* YOUR OBJECTIVE *
Set down every record once more, exactly as given.

========================================================================

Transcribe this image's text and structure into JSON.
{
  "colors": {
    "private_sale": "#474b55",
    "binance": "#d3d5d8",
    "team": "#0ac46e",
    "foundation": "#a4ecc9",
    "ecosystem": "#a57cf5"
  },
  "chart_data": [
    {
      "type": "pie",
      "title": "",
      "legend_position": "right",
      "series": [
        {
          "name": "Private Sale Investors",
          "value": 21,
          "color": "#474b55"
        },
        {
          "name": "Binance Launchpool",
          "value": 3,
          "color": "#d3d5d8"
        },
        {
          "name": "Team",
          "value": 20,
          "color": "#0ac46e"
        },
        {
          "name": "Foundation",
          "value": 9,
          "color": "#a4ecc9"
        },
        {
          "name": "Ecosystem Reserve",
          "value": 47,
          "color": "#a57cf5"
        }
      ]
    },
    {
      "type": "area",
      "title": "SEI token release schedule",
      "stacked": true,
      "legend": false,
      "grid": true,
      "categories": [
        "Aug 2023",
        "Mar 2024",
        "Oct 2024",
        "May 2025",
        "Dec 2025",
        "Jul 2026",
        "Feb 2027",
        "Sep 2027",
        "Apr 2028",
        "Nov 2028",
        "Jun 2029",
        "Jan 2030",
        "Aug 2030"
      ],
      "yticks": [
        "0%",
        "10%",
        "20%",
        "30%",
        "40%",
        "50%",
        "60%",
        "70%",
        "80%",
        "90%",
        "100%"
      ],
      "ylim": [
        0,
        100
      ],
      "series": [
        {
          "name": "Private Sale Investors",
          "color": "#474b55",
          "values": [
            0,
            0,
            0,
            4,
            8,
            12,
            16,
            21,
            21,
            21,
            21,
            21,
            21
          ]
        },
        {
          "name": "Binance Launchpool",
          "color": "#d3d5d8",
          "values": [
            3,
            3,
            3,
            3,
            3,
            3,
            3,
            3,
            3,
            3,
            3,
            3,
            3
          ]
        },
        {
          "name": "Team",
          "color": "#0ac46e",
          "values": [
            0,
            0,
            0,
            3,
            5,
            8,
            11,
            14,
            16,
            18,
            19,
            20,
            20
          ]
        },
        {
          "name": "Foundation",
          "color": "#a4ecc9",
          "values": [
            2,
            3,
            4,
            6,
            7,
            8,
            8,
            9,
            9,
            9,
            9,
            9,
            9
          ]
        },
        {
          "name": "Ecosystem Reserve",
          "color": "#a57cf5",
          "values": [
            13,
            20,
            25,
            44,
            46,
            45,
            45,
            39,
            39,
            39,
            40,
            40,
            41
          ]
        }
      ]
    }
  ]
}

========================================================================

* ANSWER TO THE PROBLEM *
Transcribe this image's text and structure into JSON.
{
  "colors": {
    "private_sale": "#474b55",
    "binance": "#d3d5d8",
    "team": "#0ac46e",
    "foundation": "#a4ecc9",
    "ecosystem": "#a57cf5"
  },
  "chart_data": [
    {
      "type": "pie",
      "title": "",
      "legend_position": "right",
      "series": [
        {
          "name": "Private Sale Investors",
          "value": 21,
          "color": "#474b55"
        },
        {
          "name": "Binance Launchpool",
          "value": 3,
          "color": "#d3d5d8"
        },
        {
          "name": "Team",
          "value": 20,
          "color": "#0ac46e"
        },
        {
          "name": "Foundation",
          "value": 9,
          "color": "#a4ecc9"
        },
        {
          "name": "Ecosystem Reserve",
          "value": 47,
          "color": "#a57cf5"
        }
      ]
    },
    {
      "type": "area",
      "title": "SEI token release schedule",
      "stacked": true,
      "legend": false,
      "grid": true,
      "categories": [
        "Aug 2023",
        "Mar 2024",
        "Oct 2024",
        "May 2025",
        "Dec 2025",
        "Jul 2026",
        "Feb 2027",
        "Sep 2027",
        "Apr 2028",
        "Nov 2028",
        "Jun 2029",
        "Jan 2030",
        "Aug 2030"
      ],
      "yticks": [
        "0%",
        "10%",
        "20%",
        "30%",
        "40%",
        "50%",
        "60%",
        "70%",
        "80%",
        "90%",
        "100%"
      ],
      "ylim": [
        0,
        100
      ],
      "series": [
        {
          "name": "Private Sale Investors",
          "color": "#474b55",
          "values": [
            0,
            0,
            0,
            4,
            8,
            12,
            16,
            21,
            21,
            21,
            21,
            21,
            21
          ]
        },
        {
          "name": "Binance Launchpool",
          "color": "#d3d5d8",
          "values": [
            3,
            3,
            3,
            3,
            3,
            3,
            3,
            3,
            3,
            3,
            3,
            3,
            3
          ]
        },
        {
          "name": "Team",
          "color": "#0ac46e",
          "values": [
            0,
            0,
            0,
            3,
            5,
            8,
            11,
            14,
            16,
            18,
            19,
            20,
            20
          ]
        },
        {
          "name": "Foundation",
          "color": "#a4ecc9",
          "values": [
            2,
            3,
            4,
            6,
            7,
            8,
            8,
            9,
            9,
            9,
            9,
            9,
            9
          ]
        },
        {
          "name": "Ecosystem Reserve",
          "color": "#a57cf5",
          "values": [
            13,
            20,
            25,
            44,
            46,
            45,
            45,
            39,
            39,
            39,
            40,
            40,
            41
          ]
        }
      ]
    }
  ]
}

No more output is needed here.